(Dataset excerpt)
· · · · ·
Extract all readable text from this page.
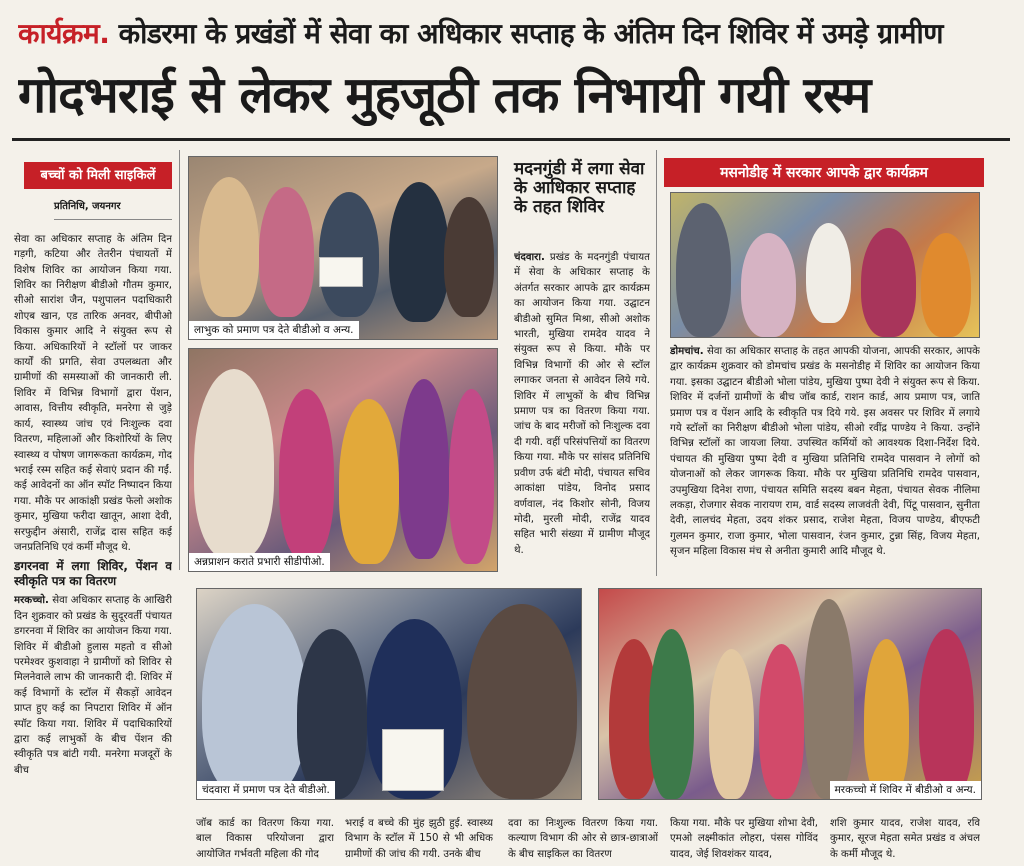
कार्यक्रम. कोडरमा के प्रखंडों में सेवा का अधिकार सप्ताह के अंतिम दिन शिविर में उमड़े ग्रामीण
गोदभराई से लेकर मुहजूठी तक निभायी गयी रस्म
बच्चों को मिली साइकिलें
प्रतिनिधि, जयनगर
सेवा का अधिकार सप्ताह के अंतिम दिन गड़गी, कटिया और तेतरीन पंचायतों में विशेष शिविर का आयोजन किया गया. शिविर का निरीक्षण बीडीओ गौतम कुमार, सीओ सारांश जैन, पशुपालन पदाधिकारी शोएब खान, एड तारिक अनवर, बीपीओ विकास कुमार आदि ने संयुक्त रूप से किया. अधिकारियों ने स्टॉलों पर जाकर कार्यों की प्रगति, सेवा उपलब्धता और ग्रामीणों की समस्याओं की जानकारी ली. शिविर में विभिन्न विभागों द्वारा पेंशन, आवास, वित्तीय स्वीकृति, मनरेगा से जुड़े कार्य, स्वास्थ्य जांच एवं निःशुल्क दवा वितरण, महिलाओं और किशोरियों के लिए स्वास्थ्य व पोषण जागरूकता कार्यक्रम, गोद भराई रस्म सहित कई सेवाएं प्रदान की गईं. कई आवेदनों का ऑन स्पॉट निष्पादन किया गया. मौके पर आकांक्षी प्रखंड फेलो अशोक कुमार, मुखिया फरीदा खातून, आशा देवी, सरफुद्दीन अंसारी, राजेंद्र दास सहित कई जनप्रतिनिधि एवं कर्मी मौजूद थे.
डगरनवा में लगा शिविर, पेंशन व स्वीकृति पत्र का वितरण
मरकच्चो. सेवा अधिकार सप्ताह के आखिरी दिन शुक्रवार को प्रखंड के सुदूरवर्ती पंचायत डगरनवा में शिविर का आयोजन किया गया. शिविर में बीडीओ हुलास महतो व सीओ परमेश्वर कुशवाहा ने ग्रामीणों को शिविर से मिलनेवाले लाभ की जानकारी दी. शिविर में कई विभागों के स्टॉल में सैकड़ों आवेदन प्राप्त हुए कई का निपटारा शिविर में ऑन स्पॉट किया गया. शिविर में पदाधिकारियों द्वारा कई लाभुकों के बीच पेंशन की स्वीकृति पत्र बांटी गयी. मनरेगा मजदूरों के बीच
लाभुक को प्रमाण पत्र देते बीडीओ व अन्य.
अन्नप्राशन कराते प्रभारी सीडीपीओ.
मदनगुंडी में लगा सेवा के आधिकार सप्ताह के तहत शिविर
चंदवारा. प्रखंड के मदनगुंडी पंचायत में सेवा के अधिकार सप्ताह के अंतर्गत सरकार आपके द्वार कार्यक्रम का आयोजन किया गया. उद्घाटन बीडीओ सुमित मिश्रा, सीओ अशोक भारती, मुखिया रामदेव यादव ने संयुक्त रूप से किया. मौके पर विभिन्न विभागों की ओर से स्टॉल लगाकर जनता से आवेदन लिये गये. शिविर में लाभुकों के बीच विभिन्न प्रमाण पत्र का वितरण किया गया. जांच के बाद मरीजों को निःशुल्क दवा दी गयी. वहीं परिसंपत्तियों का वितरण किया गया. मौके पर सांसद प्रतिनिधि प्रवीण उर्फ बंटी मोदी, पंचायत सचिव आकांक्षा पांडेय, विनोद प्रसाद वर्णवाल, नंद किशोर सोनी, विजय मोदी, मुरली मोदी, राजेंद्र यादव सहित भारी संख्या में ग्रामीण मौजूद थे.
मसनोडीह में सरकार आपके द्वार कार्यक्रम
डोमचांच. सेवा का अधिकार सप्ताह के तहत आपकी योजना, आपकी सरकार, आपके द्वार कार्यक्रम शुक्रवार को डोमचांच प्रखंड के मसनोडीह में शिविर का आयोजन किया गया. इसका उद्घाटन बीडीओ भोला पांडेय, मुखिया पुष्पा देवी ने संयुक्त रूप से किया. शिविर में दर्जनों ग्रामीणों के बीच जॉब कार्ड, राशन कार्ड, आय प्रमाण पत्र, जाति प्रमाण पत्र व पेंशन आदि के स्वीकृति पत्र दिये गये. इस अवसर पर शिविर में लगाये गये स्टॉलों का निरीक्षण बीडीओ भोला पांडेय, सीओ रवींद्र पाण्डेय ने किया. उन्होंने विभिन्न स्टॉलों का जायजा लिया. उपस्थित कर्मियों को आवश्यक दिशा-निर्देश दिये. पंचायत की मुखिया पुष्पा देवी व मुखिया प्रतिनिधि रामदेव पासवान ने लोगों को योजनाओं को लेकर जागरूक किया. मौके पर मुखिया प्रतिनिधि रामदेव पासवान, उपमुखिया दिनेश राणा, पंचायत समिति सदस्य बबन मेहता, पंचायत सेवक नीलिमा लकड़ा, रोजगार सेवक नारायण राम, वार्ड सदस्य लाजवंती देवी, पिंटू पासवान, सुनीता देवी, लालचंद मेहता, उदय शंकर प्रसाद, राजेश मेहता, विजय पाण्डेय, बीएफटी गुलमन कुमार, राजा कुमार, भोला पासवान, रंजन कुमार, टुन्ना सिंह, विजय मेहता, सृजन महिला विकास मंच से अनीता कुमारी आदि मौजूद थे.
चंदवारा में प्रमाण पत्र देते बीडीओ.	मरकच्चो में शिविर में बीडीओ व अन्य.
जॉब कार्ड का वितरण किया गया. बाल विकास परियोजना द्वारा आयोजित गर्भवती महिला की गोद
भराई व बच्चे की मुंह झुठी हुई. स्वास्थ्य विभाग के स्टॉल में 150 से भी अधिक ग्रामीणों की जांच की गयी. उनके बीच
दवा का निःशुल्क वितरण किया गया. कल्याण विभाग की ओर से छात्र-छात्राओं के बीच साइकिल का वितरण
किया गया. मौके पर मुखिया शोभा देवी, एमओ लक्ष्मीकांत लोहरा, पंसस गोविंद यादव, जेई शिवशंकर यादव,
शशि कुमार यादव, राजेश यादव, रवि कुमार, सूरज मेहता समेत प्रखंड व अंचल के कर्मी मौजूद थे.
· · · · ·
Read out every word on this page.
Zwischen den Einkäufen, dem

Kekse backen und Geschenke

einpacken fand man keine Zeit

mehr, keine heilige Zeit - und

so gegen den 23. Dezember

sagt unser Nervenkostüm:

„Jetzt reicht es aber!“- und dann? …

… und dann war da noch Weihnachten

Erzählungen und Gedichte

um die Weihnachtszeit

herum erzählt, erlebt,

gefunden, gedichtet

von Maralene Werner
· · · · ·
== WHAT THE EXERCISE ASKS ==
Gather each line of the records holding the string "page".

== REPLY ==
Extract all readable text from this page.
Read out every word on this page.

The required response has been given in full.